■ EXERCISE DETAILS ■
Check each line of the listing below for the string "JUAN", and copy the ones that have it.

■ EXTRACTED ENTRIES ■
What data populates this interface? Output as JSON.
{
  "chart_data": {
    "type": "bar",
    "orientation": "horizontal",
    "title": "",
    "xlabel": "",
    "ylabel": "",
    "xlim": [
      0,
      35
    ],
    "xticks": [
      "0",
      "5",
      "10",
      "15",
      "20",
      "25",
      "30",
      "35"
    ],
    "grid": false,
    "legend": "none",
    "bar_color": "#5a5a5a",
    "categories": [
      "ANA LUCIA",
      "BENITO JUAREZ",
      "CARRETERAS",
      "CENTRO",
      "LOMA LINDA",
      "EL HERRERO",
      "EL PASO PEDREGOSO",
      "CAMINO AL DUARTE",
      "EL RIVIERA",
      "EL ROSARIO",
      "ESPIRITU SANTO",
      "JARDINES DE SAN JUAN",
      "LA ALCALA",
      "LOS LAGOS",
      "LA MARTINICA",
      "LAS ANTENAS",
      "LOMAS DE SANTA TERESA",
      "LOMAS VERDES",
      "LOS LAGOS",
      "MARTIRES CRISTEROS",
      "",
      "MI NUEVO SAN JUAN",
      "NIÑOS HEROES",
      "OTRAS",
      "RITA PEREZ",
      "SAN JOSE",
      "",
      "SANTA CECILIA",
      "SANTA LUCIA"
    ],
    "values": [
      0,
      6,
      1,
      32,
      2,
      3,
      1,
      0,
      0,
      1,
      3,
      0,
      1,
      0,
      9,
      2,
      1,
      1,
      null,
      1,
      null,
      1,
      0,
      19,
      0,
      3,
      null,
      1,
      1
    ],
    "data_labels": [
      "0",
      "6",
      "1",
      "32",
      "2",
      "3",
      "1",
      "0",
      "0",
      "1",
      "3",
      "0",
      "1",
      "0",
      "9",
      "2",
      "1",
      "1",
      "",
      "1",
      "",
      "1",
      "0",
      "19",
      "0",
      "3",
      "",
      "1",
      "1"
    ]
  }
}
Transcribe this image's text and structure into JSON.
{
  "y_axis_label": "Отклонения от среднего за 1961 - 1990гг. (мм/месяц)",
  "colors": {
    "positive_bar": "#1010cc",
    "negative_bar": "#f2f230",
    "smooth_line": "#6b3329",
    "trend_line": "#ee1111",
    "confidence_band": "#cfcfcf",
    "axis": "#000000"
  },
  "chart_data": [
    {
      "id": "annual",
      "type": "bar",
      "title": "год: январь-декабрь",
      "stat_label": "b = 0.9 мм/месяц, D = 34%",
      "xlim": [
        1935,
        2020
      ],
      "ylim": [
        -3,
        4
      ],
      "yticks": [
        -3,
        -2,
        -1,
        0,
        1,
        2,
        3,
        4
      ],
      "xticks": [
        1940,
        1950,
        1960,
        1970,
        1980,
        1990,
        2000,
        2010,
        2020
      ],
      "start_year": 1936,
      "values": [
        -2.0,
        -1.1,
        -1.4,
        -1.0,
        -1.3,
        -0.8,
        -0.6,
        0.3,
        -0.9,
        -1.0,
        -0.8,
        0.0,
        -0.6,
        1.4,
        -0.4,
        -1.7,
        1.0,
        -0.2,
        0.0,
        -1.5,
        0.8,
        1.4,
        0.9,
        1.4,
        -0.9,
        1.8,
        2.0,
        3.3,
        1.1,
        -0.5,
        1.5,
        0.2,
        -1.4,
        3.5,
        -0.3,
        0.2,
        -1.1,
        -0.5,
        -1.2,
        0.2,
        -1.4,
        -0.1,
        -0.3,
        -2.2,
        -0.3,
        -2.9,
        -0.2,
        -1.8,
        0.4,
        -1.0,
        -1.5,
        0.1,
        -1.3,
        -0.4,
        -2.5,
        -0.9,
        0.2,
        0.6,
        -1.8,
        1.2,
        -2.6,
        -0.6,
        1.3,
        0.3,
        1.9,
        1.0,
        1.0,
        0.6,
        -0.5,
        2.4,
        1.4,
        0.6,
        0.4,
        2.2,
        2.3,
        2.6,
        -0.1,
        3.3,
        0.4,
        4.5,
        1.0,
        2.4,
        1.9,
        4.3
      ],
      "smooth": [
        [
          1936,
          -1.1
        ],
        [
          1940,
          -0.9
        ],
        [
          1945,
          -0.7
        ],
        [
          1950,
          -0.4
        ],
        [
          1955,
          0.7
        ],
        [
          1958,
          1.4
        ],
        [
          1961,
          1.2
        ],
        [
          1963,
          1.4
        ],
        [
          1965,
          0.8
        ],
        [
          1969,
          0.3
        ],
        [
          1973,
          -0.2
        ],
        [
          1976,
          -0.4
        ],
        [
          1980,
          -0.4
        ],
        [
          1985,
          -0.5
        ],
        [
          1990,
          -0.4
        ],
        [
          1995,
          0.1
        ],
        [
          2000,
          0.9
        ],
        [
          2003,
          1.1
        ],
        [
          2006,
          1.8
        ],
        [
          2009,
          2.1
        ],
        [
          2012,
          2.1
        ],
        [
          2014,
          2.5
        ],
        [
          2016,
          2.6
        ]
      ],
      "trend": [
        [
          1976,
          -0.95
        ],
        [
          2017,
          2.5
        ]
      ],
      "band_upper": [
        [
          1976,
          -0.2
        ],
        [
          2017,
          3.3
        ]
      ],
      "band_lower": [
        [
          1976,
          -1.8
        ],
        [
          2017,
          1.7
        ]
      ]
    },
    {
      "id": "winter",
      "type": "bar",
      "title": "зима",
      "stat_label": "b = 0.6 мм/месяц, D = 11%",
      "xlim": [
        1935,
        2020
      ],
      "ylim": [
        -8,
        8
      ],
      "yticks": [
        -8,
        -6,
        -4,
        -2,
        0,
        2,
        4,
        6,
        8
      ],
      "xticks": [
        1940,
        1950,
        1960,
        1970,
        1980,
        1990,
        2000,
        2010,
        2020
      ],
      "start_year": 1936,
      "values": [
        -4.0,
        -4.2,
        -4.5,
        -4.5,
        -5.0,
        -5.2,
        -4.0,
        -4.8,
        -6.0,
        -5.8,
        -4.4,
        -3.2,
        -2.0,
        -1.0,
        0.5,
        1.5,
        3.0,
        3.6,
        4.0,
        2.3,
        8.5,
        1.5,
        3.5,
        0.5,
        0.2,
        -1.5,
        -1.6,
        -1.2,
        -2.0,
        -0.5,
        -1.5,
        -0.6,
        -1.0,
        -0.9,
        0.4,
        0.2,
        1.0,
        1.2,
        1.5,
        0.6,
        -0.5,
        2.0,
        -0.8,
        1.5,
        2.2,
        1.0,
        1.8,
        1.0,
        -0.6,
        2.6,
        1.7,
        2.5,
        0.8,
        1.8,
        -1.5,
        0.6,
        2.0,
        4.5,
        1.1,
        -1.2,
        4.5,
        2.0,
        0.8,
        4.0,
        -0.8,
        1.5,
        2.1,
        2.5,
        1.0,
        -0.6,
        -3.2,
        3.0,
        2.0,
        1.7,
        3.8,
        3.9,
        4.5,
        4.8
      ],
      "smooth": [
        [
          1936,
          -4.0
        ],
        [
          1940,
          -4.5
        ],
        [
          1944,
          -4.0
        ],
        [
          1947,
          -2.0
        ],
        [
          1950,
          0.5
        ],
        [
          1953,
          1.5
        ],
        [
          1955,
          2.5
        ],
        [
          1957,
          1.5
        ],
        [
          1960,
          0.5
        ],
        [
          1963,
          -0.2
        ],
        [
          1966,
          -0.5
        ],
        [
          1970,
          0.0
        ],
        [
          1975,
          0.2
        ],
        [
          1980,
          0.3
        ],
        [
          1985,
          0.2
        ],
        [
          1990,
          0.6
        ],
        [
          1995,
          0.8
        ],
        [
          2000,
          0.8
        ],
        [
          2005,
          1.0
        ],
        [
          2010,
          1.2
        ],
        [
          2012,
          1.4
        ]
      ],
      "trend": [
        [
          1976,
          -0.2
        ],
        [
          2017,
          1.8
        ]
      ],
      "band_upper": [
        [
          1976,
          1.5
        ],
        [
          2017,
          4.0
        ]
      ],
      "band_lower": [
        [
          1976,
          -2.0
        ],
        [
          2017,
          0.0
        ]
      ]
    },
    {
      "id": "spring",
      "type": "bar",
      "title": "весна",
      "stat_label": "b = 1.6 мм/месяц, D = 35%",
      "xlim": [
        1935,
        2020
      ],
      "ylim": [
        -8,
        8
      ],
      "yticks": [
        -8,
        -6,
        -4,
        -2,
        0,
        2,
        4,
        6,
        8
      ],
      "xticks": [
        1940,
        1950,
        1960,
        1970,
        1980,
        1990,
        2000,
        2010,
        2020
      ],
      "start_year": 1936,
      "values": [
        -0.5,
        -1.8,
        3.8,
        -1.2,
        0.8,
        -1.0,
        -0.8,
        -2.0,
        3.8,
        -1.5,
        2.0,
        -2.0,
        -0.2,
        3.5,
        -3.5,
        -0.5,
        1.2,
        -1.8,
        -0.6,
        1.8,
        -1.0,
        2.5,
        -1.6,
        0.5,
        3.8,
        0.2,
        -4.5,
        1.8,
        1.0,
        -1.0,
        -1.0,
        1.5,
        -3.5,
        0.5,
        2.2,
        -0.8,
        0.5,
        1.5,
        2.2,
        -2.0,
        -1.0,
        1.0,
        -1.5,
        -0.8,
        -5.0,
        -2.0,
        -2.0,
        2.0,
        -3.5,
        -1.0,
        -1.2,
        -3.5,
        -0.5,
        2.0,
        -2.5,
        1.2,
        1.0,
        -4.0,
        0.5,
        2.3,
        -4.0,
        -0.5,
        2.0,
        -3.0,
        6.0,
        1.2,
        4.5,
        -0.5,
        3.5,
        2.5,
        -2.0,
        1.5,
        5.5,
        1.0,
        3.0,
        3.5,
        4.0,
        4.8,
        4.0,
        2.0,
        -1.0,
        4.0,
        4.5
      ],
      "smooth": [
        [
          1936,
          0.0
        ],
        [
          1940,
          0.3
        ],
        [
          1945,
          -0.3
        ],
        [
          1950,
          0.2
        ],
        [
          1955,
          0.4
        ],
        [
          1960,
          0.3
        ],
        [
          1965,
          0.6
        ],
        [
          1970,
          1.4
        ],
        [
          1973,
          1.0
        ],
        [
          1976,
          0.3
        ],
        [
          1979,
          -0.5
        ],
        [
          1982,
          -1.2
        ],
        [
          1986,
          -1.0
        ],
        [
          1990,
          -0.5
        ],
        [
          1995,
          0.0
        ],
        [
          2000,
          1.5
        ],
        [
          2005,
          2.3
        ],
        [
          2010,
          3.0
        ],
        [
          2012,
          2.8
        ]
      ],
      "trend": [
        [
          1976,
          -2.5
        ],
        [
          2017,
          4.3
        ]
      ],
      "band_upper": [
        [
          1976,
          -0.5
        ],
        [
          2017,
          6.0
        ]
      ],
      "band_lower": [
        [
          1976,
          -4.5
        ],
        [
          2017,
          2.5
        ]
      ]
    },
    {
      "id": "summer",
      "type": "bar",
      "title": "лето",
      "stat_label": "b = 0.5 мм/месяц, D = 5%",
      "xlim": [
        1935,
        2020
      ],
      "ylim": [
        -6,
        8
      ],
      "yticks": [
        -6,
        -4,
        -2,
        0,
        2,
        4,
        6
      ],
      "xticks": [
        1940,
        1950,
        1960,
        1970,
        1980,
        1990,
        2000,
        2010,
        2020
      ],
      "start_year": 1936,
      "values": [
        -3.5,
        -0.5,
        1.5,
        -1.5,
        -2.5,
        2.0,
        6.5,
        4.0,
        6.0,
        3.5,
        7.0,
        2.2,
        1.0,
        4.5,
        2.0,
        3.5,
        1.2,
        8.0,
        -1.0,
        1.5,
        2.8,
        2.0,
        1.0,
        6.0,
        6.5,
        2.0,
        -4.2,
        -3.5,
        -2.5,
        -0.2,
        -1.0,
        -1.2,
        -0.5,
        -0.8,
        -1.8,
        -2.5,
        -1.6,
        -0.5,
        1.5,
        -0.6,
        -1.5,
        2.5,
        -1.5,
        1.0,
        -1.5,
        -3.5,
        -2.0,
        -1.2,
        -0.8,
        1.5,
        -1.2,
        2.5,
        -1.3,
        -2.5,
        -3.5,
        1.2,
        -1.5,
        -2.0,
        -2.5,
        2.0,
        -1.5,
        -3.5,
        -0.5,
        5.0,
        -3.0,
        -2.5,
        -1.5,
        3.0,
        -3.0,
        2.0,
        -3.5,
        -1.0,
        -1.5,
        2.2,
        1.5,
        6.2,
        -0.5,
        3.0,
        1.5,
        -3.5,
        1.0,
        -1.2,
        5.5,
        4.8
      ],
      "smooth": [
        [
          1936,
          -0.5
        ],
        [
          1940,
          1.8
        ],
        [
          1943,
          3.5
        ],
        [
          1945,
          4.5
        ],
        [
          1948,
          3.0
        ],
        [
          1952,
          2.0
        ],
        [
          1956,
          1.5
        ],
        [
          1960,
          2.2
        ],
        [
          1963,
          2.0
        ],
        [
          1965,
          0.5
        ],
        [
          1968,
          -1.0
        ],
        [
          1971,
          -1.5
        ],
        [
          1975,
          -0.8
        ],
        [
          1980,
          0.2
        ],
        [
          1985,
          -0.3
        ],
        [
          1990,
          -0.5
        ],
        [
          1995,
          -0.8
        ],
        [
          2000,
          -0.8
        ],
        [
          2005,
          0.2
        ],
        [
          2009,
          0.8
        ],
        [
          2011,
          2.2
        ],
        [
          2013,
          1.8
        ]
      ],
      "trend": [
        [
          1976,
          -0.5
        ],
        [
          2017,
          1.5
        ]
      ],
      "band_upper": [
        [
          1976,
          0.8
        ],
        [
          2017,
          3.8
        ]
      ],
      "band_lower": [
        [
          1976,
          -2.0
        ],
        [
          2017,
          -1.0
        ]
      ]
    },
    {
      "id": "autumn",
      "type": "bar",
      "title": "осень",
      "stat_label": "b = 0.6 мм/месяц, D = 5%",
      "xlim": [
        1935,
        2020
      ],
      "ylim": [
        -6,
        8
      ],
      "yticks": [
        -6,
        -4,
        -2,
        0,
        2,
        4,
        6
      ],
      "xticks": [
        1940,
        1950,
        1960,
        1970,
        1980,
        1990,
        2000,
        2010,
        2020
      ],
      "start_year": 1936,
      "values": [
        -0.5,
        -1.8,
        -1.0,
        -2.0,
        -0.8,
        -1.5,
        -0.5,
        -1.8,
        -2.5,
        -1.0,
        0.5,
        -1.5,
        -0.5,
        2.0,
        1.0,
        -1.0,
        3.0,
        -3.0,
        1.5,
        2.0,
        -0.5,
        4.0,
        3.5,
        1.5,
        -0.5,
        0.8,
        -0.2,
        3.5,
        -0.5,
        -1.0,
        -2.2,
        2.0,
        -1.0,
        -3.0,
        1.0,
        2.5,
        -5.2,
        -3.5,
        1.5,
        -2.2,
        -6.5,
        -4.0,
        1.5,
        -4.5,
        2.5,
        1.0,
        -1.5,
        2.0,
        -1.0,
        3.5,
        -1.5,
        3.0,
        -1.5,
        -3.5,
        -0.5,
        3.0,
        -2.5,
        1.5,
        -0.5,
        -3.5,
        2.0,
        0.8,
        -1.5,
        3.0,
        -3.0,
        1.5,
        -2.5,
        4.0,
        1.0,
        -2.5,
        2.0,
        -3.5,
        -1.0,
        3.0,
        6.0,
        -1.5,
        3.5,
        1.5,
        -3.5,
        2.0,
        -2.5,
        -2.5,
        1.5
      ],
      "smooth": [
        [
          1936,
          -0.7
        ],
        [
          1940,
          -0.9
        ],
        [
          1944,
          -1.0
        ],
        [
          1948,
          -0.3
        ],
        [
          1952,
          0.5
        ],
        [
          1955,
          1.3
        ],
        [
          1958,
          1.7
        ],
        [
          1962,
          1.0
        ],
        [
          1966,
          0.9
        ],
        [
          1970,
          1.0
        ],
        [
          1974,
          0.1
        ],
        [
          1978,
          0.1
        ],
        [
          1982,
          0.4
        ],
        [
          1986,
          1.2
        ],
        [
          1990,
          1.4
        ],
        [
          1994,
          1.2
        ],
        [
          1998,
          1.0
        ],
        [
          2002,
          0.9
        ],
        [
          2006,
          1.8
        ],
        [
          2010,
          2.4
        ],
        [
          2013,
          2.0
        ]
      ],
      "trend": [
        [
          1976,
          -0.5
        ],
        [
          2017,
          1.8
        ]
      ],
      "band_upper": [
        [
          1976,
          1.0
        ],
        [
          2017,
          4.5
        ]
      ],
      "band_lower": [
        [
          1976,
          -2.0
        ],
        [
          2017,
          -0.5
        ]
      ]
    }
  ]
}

■ SOLVED EXERCISE ■
      "JARDINES DE SAN JUAN",
      "MI NUEVO SAN JUAN",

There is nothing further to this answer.